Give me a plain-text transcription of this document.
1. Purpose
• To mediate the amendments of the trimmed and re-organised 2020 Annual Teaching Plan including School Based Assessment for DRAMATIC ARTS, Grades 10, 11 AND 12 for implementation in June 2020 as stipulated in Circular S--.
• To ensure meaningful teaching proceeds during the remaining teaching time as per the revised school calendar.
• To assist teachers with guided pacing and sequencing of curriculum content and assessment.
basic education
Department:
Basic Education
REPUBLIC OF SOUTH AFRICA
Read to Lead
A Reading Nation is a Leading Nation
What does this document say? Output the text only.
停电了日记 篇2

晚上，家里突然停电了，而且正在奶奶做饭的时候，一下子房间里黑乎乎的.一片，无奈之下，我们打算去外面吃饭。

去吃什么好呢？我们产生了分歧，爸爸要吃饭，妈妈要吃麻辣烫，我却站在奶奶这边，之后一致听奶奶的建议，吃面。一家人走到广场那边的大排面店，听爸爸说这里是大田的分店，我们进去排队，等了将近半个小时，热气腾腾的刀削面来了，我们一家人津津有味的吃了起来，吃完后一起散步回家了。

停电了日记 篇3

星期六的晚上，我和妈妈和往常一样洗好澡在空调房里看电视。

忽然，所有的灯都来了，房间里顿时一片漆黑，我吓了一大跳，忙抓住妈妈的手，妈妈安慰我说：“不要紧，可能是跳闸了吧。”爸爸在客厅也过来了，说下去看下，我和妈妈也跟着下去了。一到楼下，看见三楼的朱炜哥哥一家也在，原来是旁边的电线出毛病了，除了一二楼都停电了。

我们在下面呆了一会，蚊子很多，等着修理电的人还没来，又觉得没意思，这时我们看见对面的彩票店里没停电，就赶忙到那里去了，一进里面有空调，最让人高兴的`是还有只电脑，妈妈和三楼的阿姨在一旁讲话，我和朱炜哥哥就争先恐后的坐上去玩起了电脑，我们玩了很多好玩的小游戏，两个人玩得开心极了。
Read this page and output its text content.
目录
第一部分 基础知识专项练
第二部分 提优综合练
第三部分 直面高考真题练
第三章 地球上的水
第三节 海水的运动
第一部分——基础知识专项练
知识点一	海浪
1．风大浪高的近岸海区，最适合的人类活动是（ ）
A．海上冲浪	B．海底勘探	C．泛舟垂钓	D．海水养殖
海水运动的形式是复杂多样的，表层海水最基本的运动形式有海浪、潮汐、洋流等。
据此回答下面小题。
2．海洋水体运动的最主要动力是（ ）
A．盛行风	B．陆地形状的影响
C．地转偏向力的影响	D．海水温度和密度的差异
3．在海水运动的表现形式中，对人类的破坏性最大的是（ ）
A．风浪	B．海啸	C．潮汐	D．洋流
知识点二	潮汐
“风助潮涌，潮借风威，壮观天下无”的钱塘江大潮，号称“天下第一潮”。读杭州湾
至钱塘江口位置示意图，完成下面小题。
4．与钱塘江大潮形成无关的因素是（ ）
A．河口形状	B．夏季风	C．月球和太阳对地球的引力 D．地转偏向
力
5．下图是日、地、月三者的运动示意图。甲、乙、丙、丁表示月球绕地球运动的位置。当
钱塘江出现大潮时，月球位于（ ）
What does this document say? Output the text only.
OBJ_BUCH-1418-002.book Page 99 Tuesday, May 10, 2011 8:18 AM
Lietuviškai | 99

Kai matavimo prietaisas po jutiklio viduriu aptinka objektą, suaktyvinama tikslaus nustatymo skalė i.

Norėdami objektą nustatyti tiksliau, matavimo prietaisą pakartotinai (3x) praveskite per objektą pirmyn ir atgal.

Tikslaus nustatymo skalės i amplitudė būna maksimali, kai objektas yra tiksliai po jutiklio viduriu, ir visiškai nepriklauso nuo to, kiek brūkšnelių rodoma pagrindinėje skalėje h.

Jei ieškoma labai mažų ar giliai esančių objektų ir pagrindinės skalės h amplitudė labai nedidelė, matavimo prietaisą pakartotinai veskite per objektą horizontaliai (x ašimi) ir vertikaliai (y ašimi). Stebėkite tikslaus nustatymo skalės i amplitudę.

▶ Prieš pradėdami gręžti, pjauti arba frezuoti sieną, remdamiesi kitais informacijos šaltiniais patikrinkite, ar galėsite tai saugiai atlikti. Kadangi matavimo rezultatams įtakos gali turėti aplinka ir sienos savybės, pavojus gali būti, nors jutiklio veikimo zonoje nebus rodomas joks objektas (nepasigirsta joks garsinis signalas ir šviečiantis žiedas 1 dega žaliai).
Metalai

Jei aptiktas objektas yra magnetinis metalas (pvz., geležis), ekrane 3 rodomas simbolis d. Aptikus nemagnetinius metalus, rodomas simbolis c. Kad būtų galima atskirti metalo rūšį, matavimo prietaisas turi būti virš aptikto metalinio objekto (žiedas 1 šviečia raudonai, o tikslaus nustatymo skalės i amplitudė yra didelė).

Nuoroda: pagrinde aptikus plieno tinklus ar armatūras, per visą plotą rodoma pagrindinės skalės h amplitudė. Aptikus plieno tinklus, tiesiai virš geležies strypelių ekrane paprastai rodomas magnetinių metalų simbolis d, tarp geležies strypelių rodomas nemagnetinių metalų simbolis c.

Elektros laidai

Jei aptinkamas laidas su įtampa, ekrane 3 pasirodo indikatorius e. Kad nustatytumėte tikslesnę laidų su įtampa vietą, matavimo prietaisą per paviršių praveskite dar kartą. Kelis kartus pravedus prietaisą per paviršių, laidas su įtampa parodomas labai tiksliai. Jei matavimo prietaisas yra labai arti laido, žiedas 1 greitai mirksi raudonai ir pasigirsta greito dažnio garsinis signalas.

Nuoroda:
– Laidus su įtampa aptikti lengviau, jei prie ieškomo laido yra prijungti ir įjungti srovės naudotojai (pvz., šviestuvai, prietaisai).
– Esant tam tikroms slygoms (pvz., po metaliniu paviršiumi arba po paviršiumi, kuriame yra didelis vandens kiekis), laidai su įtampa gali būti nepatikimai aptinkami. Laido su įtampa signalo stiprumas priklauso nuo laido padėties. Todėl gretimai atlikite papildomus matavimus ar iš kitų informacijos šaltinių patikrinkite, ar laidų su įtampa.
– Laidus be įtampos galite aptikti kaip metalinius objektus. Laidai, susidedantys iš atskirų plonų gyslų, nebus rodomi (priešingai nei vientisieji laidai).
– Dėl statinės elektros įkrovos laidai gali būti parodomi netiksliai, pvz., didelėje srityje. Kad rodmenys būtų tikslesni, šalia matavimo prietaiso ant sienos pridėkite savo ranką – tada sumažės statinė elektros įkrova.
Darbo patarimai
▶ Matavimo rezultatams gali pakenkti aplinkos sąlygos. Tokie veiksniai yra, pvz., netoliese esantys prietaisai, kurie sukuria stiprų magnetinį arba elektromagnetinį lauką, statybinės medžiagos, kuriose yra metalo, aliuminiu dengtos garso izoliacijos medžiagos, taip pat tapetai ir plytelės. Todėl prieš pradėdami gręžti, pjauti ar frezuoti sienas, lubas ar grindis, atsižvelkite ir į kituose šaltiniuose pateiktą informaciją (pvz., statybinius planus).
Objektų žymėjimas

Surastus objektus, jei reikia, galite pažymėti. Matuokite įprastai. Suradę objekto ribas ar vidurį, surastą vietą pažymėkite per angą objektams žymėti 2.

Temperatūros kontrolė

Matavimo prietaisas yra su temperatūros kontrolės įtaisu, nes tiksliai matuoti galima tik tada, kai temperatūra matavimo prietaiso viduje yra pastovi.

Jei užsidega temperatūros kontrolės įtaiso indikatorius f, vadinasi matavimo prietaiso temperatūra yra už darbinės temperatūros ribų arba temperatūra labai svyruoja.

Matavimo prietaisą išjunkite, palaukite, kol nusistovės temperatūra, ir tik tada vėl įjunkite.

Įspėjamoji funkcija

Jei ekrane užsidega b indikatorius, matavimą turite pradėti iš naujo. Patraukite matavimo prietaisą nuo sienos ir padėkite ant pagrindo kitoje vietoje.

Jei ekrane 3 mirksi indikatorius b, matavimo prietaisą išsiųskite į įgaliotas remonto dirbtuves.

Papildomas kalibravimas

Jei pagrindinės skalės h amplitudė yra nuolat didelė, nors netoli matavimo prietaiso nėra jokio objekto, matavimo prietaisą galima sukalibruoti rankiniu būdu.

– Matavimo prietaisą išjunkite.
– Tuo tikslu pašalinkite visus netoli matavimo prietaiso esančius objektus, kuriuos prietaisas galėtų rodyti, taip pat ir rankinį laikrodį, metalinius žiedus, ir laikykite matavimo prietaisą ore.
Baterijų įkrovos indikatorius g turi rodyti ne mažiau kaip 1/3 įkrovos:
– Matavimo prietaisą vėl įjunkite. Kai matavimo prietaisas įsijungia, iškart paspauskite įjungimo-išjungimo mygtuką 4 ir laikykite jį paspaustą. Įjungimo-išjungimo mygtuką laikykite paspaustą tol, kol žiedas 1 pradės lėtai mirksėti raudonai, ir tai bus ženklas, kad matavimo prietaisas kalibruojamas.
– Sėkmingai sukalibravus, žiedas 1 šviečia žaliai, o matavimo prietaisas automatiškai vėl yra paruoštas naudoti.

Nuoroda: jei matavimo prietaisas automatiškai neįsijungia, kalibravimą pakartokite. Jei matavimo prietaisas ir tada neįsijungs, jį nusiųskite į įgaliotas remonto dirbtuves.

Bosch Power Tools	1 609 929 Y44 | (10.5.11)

TASK BRIEF:
Which lines include the word "laidai"? List them all.

EXERCISE RESPONSE:
Elektros laidai
– Esant tam tikroms slygoms (pvz., po metaliniu paviršiumi arba po paviršiumi, kuriame yra didelis vandens kiekis), laidai su įtampa gali būti nepatikimai aptinkami. Laido su įtampa signalo stiprumas priklauso nuo laido padėties. Todėl gretimai atlikite papildomus matavimus ar iš kitų informacijos šaltinių patikrinkite, ar laidų su įtampa.
– Laidus be įtampos galite aptikti kaip metalinius objektus. Laidai, susidedantys iš atskirų plonų gyslų, nebus rodomi (priešingai nei vientisieji laidai).
– Dėl statinės elektros įkrovos laidai gali būti parodomi netiksliai, pvz., didelėje srityje. Kad rodmenys būtų tikslesni, šalia matavimo prietaiso ant sienos pridėkite savo ranką – tada sumažės statinė elektros įkrova.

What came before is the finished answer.